#### [The records]
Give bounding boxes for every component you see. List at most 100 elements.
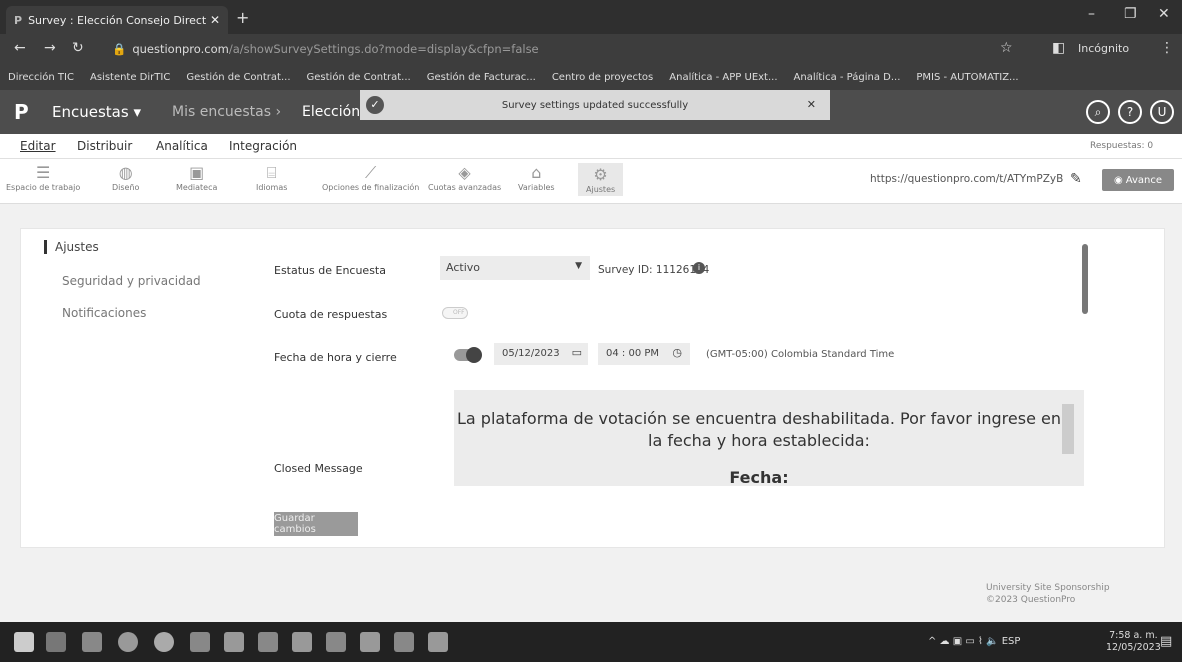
url-path: /a/showSurveySettings.do?mode=display&cf… — [228, 42, 539, 56]
info-icon[interactable]: i — [693, 262, 705, 274]
back-icon[interactable]: ← — [14, 40, 26, 56]
app-header: P Encuestas ▾ Mis encuestas › Elección ✓… — [0, 90, 1182, 134]
toolbar-media[interactable]: ▣ Mediateca — [176, 163, 217, 192]
language-icon: ⌸ — [266, 163, 277, 182]
close-date-toggle[interactable] — [454, 347, 482, 363]
minimize-icon[interactable]: – — [1088, 6, 1095, 22]
url-field[interactable]: 🔒 questionpro.com/a/showSurveySettings.d… — [100, 39, 960, 59]
calendar-icon[interactable]: ▭ — [572, 346, 582, 359]
incognito-label[interactable]: Incógnito — [1078, 42, 1129, 55]
status-select[interactable]: Activo ▼ — [440, 256, 590, 280]
toolbar-settings[interactable]: ⚙ Ajustes — [578, 163, 624, 196]
edge-icon[interactable] — [118, 632, 138, 652]
close-icon[interactable]: ✕ — [807, 98, 816, 111]
encuestas-menu[interactable]: Encuestas ▾ — [52, 103, 141, 121]
tab-distribuir[interactable]: Distribuir — [77, 139, 132, 153]
questionpro-logo-icon[interactable]: P — [14, 100, 29, 124]
bookmark-item[interactable]: Gestión de Facturac... — [427, 72, 536, 83]
breadcrumb-mis-encuestas[interactable]: Mis encuestas › — [172, 104, 281, 120]
list-icon: ☰ — [35, 163, 51, 182]
clock[interactable]: 7:58 a. m. 12/05/2023 — [1106, 630, 1161, 654]
save-button[interactable]: Guardar cambios — [274, 512, 358, 536]
app-icon[interactable] — [360, 632, 380, 652]
file-explorer-icon[interactable] — [82, 632, 102, 652]
excel-icon[interactable] — [394, 632, 414, 652]
footer-copyright: ©2023 QuestionPro — [986, 595, 1076, 605]
toolbar-design[interactable]: ◍ Diseño — [112, 163, 139, 192]
system-tray[interactable]: ^ ☁ ▣ ▭ ⌇ 🔈 ESP — [928, 636, 1020, 647]
close-date-field[interactable]: 05/12/2023 ▭ — [494, 343, 588, 365]
quota-icon: ◈ — [458, 163, 471, 182]
sidepanel-icon[interactable]: ◧ — [1052, 40, 1065, 56]
toolbar-variables[interactable]: ⌂ Variables — [518, 163, 555, 192]
closed-message-label: Closed Message — [274, 462, 363, 475]
toolbar-languages[interactable]: ⌸ Idiomas — [256, 163, 287, 192]
app-icon[interactable] — [258, 632, 278, 652]
user-avatar-icon[interactable]: U — [1150, 100, 1174, 124]
closed-message-editor[interactable]: La plataforma de votación se encuentra d… — [454, 390, 1084, 486]
bookmark-item[interactable]: Analítica - APP UExt... — [669, 72, 777, 83]
main-tabs: Editar Distribuir Analítica Integración … — [0, 134, 1182, 158]
responses-count: Respuestas: 0 — [1090, 141, 1154, 151]
editor-toolbar: ☰ Espacio de trabajo ◍ Diseño ▣ Mediateca ⌸… — [0, 158, 1182, 204]
app-icon[interactable] — [224, 632, 244, 652]
more-icon[interactable]: ⋮ — [1160, 40, 1174, 56]
close-window-icon[interactable]: ✕ — [1158, 6, 1170, 22]
breadcrumb-survey[interactable]: Elección — [302, 104, 360, 120]
survey-url[interactable]: https://questionpro.com/t/ATYmPZyB — [870, 173, 1063, 185]
quota-toggle[interactable]: OFF — [442, 307, 468, 319]
sidebar-item-seguridad[interactable]: Seguridad y privacidad — [22, 274, 222, 288]
bookmark-item[interactable]: Gestión de Contrat... — [186, 72, 290, 83]
restore-icon[interactable]: ❐ — [1124, 6, 1137, 22]
bookmark-item[interactable]: Dirección TIC — [8, 72, 74, 83]
palette-icon: ◍ — [118, 163, 133, 182]
close-tab-icon[interactable]: ✕ — [210, 13, 220, 27]
help-icon[interactable]: ? — [1118, 100, 1142, 124]
search-icon[interactable]: ⌕ — [1086, 100, 1110, 124]
task-view-icon[interactable] — [46, 632, 66, 652]
forward-icon[interactable]: → — [44, 40, 56, 56]
success-toast: ✓ Survey settings updated successfully ✕ — [360, 90, 830, 120]
sidebar-item-ajustes[interactable]: Ajustes — [44, 240, 244, 254]
close-time-field[interactable]: 04 : 00 PM ◷ — [598, 343, 690, 365]
bookmark-item[interactable]: Centro de proyectos — [552, 72, 653, 83]
tag-icon: ⌂ — [531, 163, 542, 182]
eye-icon: ◉ — [1113, 174, 1123, 186]
app-icon[interactable] — [428, 632, 448, 652]
edit-url-icon[interactable]: ✎ — [1070, 171, 1082, 187]
panel-scrollbar[interactable] — [1082, 244, 1088, 314]
questionpro-favicon-icon: P — [14, 13, 23, 27]
toolbar-quotas[interactable]: ◈ Cuotas avanzadas — [428, 163, 501, 192]
preview-button[interactable]: ◉ Avance — [1102, 169, 1174, 191]
star-icon[interactable]: ☆ — [1000, 40, 1013, 56]
reload-icon[interactable]: ↻ — [72, 40, 84, 56]
status-value: Activo — [446, 261, 480, 274]
sidebar-item-notificaciones[interactable]: Notificaciones — [22, 306, 222, 320]
tab-editar[interactable]: Editar — [20, 139, 56, 153]
app-icon[interactable] — [326, 632, 346, 652]
browser-tab-strip: P Survey : Elección Consejo Direct ✕ + –… — [0, 0, 1182, 34]
new-tab-icon[interactable]: + — [236, 8, 249, 27]
windows-start-icon[interactable] — [14, 632, 34, 652]
app-icon[interactable] — [292, 632, 312, 652]
clock-icon[interactable]: ◷ — [672, 346, 682, 359]
teams-icon[interactable] — [190, 632, 210, 652]
browser-tab[interactable]: P Survey : Elección Consejo Direct ✕ — [6, 6, 228, 34]
browser-tab-title: Survey : Elección Consejo Direct — [28, 13, 207, 27]
quota-label: Cuota de respuestas — [274, 308, 388, 321]
chrome-icon[interactable] — [154, 632, 174, 652]
notifications-icon[interactable]: ▤ — [1160, 634, 1172, 649]
closed-message-date-label: Fecha: — [729, 468, 789, 486]
bookmark-item[interactable]: PMIS - AUTOMATIZ... — [916, 72, 1018, 83]
tab-integracion[interactable]: Integración — [229, 139, 297, 153]
bookmark-item[interactable]: Analítica - Página D... — [794, 72, 901, 83]
timezone-label: (GMT-05:00) Colombia Standard Time — [706, 349, 895, 360]
editor-scrollbar[interactable] — [1062, 404, 1074, 454]
bookmark-item[interactable]: Gestión de Contrat... — [307, 72, 411, 83]
gear-icon: ⚙ — [593, 165, 608, 184]
toolbar-workspace[interactable]: ☰ Espacio de trabajo — [6, 163, 80, 192]
tab-analitica[interactable]: Analítica — [156, 139, 208, 153]
bookmark-item[interactable]: Asistente DirTIC — [90, 72, 170, 83]
close-date-label: Fecha de hora y cierre — [274, 351, 397, 364]
toolbar-finish-options[interactable]: ⟋ Opciones de finalización — [322, 163, 419, 192]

#### [Goal of the exercise]
Return every line of the material above unchanged, omitting the pictures.

#### [Full answer]
Give bounding boxes for every component you see. List at most 100 elements.
url-path: /a/showSurveySettings.do?mode=display&cf… — [228, 42, 539, 56]
info-icon[interactable]: i — [693, 262, 705, 274]
back-icon[interactable]: ← — [14, 40, 26, 56]
app-header: P Encuestas ▾ Mis encuestas › Elección ✓… — [0, 90, 1182, 134]
toolbar-media[interactable]: ▣ Mediateca — [176, 163, 217, 192]
language-icon: ⌸ — [266, 163, 277, 182]
close-date-toggle[interactable] — [454, 347, 482, 363]
minimize-icon[interactable]: – — [1088, 6, 1095, 22]
url-field[interactable]: 🔒 questionpro.com/a/showSurveySettings.d… — [100, 39, 960, 59]
calendar-icon[interactable]: ▭ — [572, 346, 582, 359]
incognito-label[interactable]: Incógnito — [1078, 42, 1129, 55]
status-select[interactable]: Activo ▼ — [440, 256, 590, 280]
toolbar-settings[interactable]: ⚙ Ajustes — [578, 163, 624, 196]
edge-icon[interactable] — [118, 632, 138, 652]
close-icon[interactable]: ✕ — [807, 98, 816, 111]
encuestas-menu[interactable]: Encuestas ▾ — [52, 103, 141, 121]
tab-distribuir[interactable]: Distribuir — [77, 139, 132, 153]
questionpro-logo-icon[interactable]: P — [14, 100, 29, 124]
bookmark-item[interactable]: Gestión de Facturac... — [427, 72, 536, 83]
breadcrumb-mis-encuestas[interactable]: Mis encuestas › — [172, 104, 281, 120]
list-icon: ☰ — [35, 163, 51, 182]
clock[interactable]: 7:58 a. m. 12/05/2023 — [1106, 630, 1161, 654]
save-button[interactable]: Guardar cambios — [274, 512, 358, 536]
app-icon[interactable] — [360, 632, 380, 652]
file-explorer-icon[interactable] — [82, 632, 102, 652]
excel-icon[interactable] — [394, 632, 414, 652]
footer-copyright: ©2023 QuestionPro — [986, 595, 1076, 605]
toolbar-design[interactable]: ◍ Diseño — [112, 163, 139, 192]
system-tray[interactable]: ^ ☁ ▣ ▭ ⌇ 🔈 ESP — [928, 636, 1020, 647]
close-date-field[interactable]: 05/12/2023 ▭ — [494, 343, 588, 365]
quota-icon: ◈ — [458, 163, 471, 182]
sidepanel-icon[interactable]: ◧ — [1052, 40, 1065, 56]
toolbar-variables[interactable]: ⌂ Variables — [518, 163, 555, 192]
closed-message-label: Closed Message — [274, 462, 363, 475]
toolbar-languages[interactable]: ⌸ Idiomas — [256, 163, 287, 192]
app-icon[interactable] — [258, 632, 278, 652]
user-avatar-icon[interactable]: U — [1150, 100, 1174, 124]
closed-message-editor[interactable]: La plataforma de votación se encuentra d… — [454, 390, 1084, 486]
bookmark-item[interactable]: Analítica - APP UExt... — [669, 72, 777, 83]
main-tabs: Editar Distribuir Analítica Integración … — [0, 134, 1182, 158]
responses-count: Respuestas: 0 — [1090, 141, 1154, 151]
editor-toolbar: ☰ Espacio de trabajo ◍ Diseño ▣ Mediateca ⌸… — [0, 158, 1182, 204]
app-icon[interactable] — [224, 632, 244, 652]
more-icon[interactable]: ⋮ — [1160, 40, 1174, 56]
close-window-icon[interactable]: ✕ — [1158, 6, 1170, 22]
breadcrumb-survey[interactable]: Elección — [302, 104, 360, 120]
survey-url[interactable]: https://questionpro.com/t/ATYmPZyB — [870, 173, 1063, 185]
quota-toggle[interactable]: OFF — [442, 307, 468, 319]
sidebar-item-seguridad[interactable]: Seguridad y privacidad — [22, 274, 222, 288]
bookmark-item[interactable]: Gestión de Contrat... — [186, 72, 290, 83]
restore-icon[interactable]: ❐ — [1124, 6, 1137, 22]
bookmark-item[interactable]: Dirección TIC — [8, 72, 74, 83]
palette-icon: ◍ — [118, 163, 133, 182]
close-tab-icon[interactable]: ✕ — [210, 13, 220, 27]
help-icon[interactable]: ? — [1118, 100, 1142, 124]
search-icon[interactable]: ⌕ — [1086, 100, 1110, 124]
task-view-icon[interactable] — [46, 632, 66, 652]
forward-icon[interactable]: → — [44, 40, 56, 56]
success-toast: ✓ Survey settings updated successfully ✕ — [360, 90, 830, 120]
sidebar-item-ajustes[interactable]: Ajustes — [44, 240, 244, 254]
close-time-field[interactable]: 04 : 00 PM ◷ — [598, 343, 690, 365]
bookmark-item[interactable]: Centro de proyectos — [552, 72, 653, 83]
tag-icon: ⌂ — [531, 163, 542, 182]
eye-icon: ◉ — [1113, 174, 1123, 186]
app-icon[interactable] — [428, 632, 448, 652]
edit-url-icon[interactable]: ✎ — [1070, 171, 1082, 187]
panel-scrollbar[interactable] — [1082, 244, 1088, 314]
questionpro-favicon-icon: P — [14, 13, 23, 27]
toolbar-quotas[interactable]: ◈ Cuotas avanzadas — [428, 163, 501, 192]
preview-button[interactable]: ◉ Avance — [1102, 169, 1174, 191]
star-icon[interactable]: ☆ — [1000, 40, 1013, 56]
reload-icon[interactable]: ↻ — [72, 40, 84, 56]
status-value: Activo — [446, 261, 480, 274]
sidebar-item-notificaciones[interactable]: Notificaciones — [22, 306, 222, 320]
tab-editar[interactable]: Editar — [20, 139, 56, 153]
app-icon[interactable] — [326, 632, 346, 652]
browser-tab-strip: P Survey : Elección Consejo Direct ✕ + –… — [0, 0, 1182, 34]
new-tab-icon[interactable]: + — [236, 8, 249, 27]
windows-start-icon[interactable] — [14, 632, 34, 652]
app-icon[interactable] — [292, 632, 312, 652]
clock-icon[interactable]: ◷ — [672, 346, 682, 359]
teams-icon[interactable] — [190, 632, 210, 652]
browser-tab[interactable]: P Survey : Elección Consejo Direct ✕ — [6, 6, 228, 34]
browser-tab-title: Survey : Elección Consejo Direct — [28, 13, 207, 27]
quota-label: Cuota de respuestas — [274, 308, 388, 321]
chrome-icon[interactable] — [154, 632, 174, 652]
notifications-icon[interactable]: ▤ — [1160, 634, 1172, 649]
closed-message-date-label: Fecha: — [729, 468, 789, 486]
bookmark-item[interactable]: PMIS - AUTOMATIZ... — [916, 72, 1018, 83]
tab-integracion[interactable]: Integración — [229, 139, 297, 153]
bookmark-item[interactable]: Analítica - Página D... — [794, 72, 901, 83]
timezone-label: (GMT-05:00) Colombia Standard Time — [706, 349, 895, 360]
editor-scrollbar[interactable] — [1062, 404, 1074, 454]
bookmark-item[interactable]: Gestión de Contrat... — [307, 72, 411, 83]
gear-icon: ⚙ — [593, 165, 608, 184]
toolbar-workspace[interactable]: ☰ Espacio de trabajo — [6, 163, 80, 192]
tab-analitica[interactable]: Analítica — [156, 139, 208, 153]
bookmark-item[interactable]: Asistente DirTIC — [90, 72, 170, 83]
close-date-label: Fecha de hora y cierre — [274, 351, 397, 364]
toolbar-finish-options[interactable]: ⟋ Opciones de finalización — [322, 163, 419, 192]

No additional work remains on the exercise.